>> BEGIN Data provided

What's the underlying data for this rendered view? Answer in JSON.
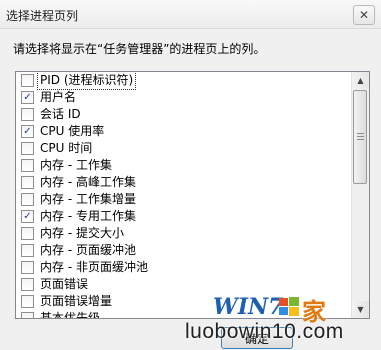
{
  "dialog": {
    "title": "选择进程页列",
    "close_label": "✕",
    "instruction": "请选择将显示在“任务管理器”的进程页上的列。",
    "ok_label": "确定"
  },
  "columns": [
    {
      "label": "PID (进程标识符)",
      "checked": false,
      "focused": true
    },
    {
      "label": "用户名",
      "checked": true
    },
    {
      "label": "会话 ID",
      "checked": false
    },
    {
      "label": "CPU 使用率",
      "checked": true
    },
    {
      "label": "CPU 时间",
      "checked": false
    },
    {
      "label": "内存 - 工作集",
      "checked": false
    },
    {
      "label": "内存 - 高峰工作集",
      "checked": false
    },
    {
      "label": "内存 - 工作集增量",
      "checked": false
    },
    {
      "label": "内存 - 专用工作集",
      "checked": true
    },
    {
      "label": "内存 - 提交大小",
      "checked": false
    },
    {
      "label": "内存 - 页面缓冲池",
      "checked": false
    },
    {
      "label": "内存 - 非页面缓冲池",
      "checked": false
    },
    {
      "label": "页面错误",
      "checked": false
    },
    {
      "label": "页面错误增量",
      "checked": false
    },
    {
      "label": "基本优先级",
      "checked": false
    }
  ],
  "watermark": {
    "brand": "WIN7",
    "brand_suffix": "家",
    "url": "luobowin10.com"
  },
  "colors": {
    "accent": "#3c7fb1",
    "check": "#1f3e8a",
    "watermark_blue": "#1d5fb0",
    "watermark_orange": "#e07a10"
  }
}
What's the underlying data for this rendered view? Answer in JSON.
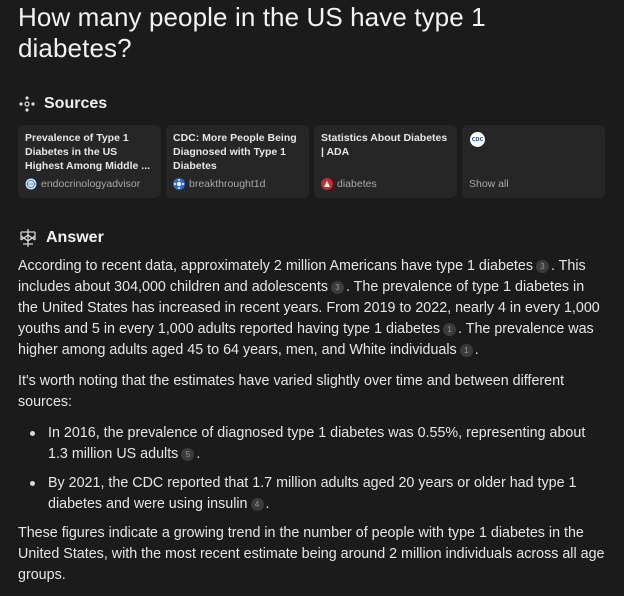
{
  "question": "How many people in the US have type 1 diabetes?",
  "sources": {
    "heading": "Sources",
    "cards": [
      {
        "title": "Prevalence of Type 1 Diabetes in the US Highest Among Middle ...",
        "source": "endocrinologyadvisor",
        "icon": "globe-icon"
      },
      {
        "title": "CDC: More People Being Diagnosed with Type 1 Diabetes",
        "source": "breakthrought1d",
        "icon": "breakthrough-t1d-icon"
      },
      {
        "title": "Statistics About Diabetes | ADA",
        "source": "diabetes",
        "icon": "ada-icon"
      }
    ],
    "show_all": {
      "badge": "CDC",
      "label": "Show all"
    }
  },
  "answer": {
    "heading": "Answer",
    "p1": {
      "t1": "According to recent data, approximately 2 million Americans have type 1 diabetes",
      "c1": "3",
      "t2": ". This includes about 304,000 children and adolescents",
      "c2": "3",
      "t3": ". The prevalence of type 1 diabetes in the United States has increased in recent years. From 2019 to 2022, nearly 4 in every 1,000 youths and 5 in every 1,000 adults reported having type 1 diabetes",
      "c3": "1",
      "t4": ". The prevalence was higher among adults aged 45 to 64 years, men, and White individuals",
      "c4": "1",
      "t5": "."
    },
    "p2": "It's worth noting that the estimates have varied slightly over time and between different sources:",
    "bullets": [
      {
        "text": "In 2016, the prevalence of diagnosed type 1 diabetes was 0.55%, representing about 1.3 million US adults",
        "cite": "5",
        "end": "."
      },
      {
        "text": "By 2021, the CDC reported that 1.7 million adults aged 20 years or older had type 1 diabetes and were using insulin",
        "cite": "4",
        "end": "."
      }
    ],
    "p3": "These figures indicate a growing trend in the number of people with type 1 diabetes in the United States, with the most recent estimate being around 2 million individuals across all age groups."
  },
  "colors": {
    "background": "#1b1b1b",
    "card": "#262626",
    "text": "#e6e6e6",
    "muted": "#a8a8a8"
  }
}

>> END Data provided

__Your task__
Set down the lines of the records above exactly, apart from the pictures.

__Output for this task__
What's the underlying data for this rendered view? Answer in JSON.
{
  "dialog": {
    "title": "选择进程页列",
    "close_label": "✕",
    "instruction": "请选择将显示在“任务管理器”的进程页上的列。",
    "ok_label": "确定"
  },
  "columns": [
    {
      "label": "PID (进程标识符)",
      "checked": false,
      "focused": true
    },
    {
      "label": "用户名",
      "checked": true
    },
    {
      "label": "会话 ID",
      "checked": false
    },
    {
      "label": "CPU 使用率",
      "checked": true
    },
    {
      "label": "CPU 时间",
      "checked": false
    },
    {
      "label": "内存 - 工作集",
      "checked": false
    },
    {
      "label": "内存 - 高峰工作集",
      "checked": false
    },
    {
      "label": "内存 - 工作集增量",
      "checked": false
    },
    {
      "label": "内存 - 专用工作集",
      "checked": true
    },
    {
      "label": "内存 - 提交大小",
      "checked": false
    },
    {
      "label": "内存 - 页面缓冲池",
      "checked": false
    },
    {
      "label": "内存 - 非页面缓冲池",
      "checked": false
    },
    {
      "label": "页面错误",
      "checked": false
    },
    {
      "label": "页面错误增量",
      "checked": false
    },
    {
      "label": "基本优先级",
      "checked": false
    }
  ],
  "watermark": {
    "brand": "WIN7",
    "brand_suffix": "家",
    "url": "luobowin10.com"
  },
  "colors": {
    "accent": "#3c7fb1",
    "check": "#1f3e8a",
    "watermark_blue": "#1d5fb0",
    "watermark_orange": "#e07a10"
  }
}
What's the underlying data for this rendered view? Answer in JSON.
{
  "question": "How many people in the US have type 1 diabetes?",
  "sources": {
    "heading": "Sources",
    "cards": [
      {
        "title": "Prevalence of Type 1 Diabetes in the US Highest Among Middle ...",
        "source": "endocrinologyadvisor",
        "icon": "globe-icon"
      },
      {
        "title": "CDC: More People Being Diagnosed with Type 1 Diabetes",
        "source": "breakthrought1d",
        "icon": "breakthrough-t1d-icon"
      },
      {
        "title": "Statistics About Diabetes | ADA",
        "source": "diabetes",
        "icon": "ada-icon"
      }
    ],
    "show_all": {
      "badge": "CDC",
      "label": "Show all"
    }
  },
  "answer": {
    "heading": "Answer",
    "p1": {
      "t1": "According to recent data, approximately 2 million Americans have type 1 diabetes",
      "c1": "3",
      "t2": ". This includes about 304,000 children and adolescents",
      "c2": "3",
      "t3": ". The prevalence of type 1 diabetes in the United States has increased in recent years. From 2019 to 2022, nearly 4 in every 1,000 youths and 5 in every 1,000 adults reported having type 1 diabetes",
      "c3": "1",
      "t4": ". The prevalence was higher among adults aged 45 to 64 years, men, and White individuals",
      "c4": "1",
      "t5": "."
    },
    "p2": "It's worth noting that the estimates have varied slightly over time and between different sources:",
    "bullets": [
      {
        "text": "In 2016, the prevalence of diagnosed type 1 diabetes was 0.55%, representing about 1.3 million US adults",
        "cite": "5",
        "end": "."
      },
      {
        "text": "By 2021, the CDC reported that 1.7 million adults aged 20 years or older had type 1 diabetes and were using insulin",
        "cite": "4",
        "end": "."
      }
    ],
    "p3": "These figures indicate a growing trend in the number of people with type 1 diabetes in the United States, with the most recent estimate being around 2 million individuals across all age groups."
  },
  "colors": {
    "background": "#1b1b1b",
    "card": "#262626",
    "text": "#e6e6e6",
    "muted": "#a8a8a8"
  }
}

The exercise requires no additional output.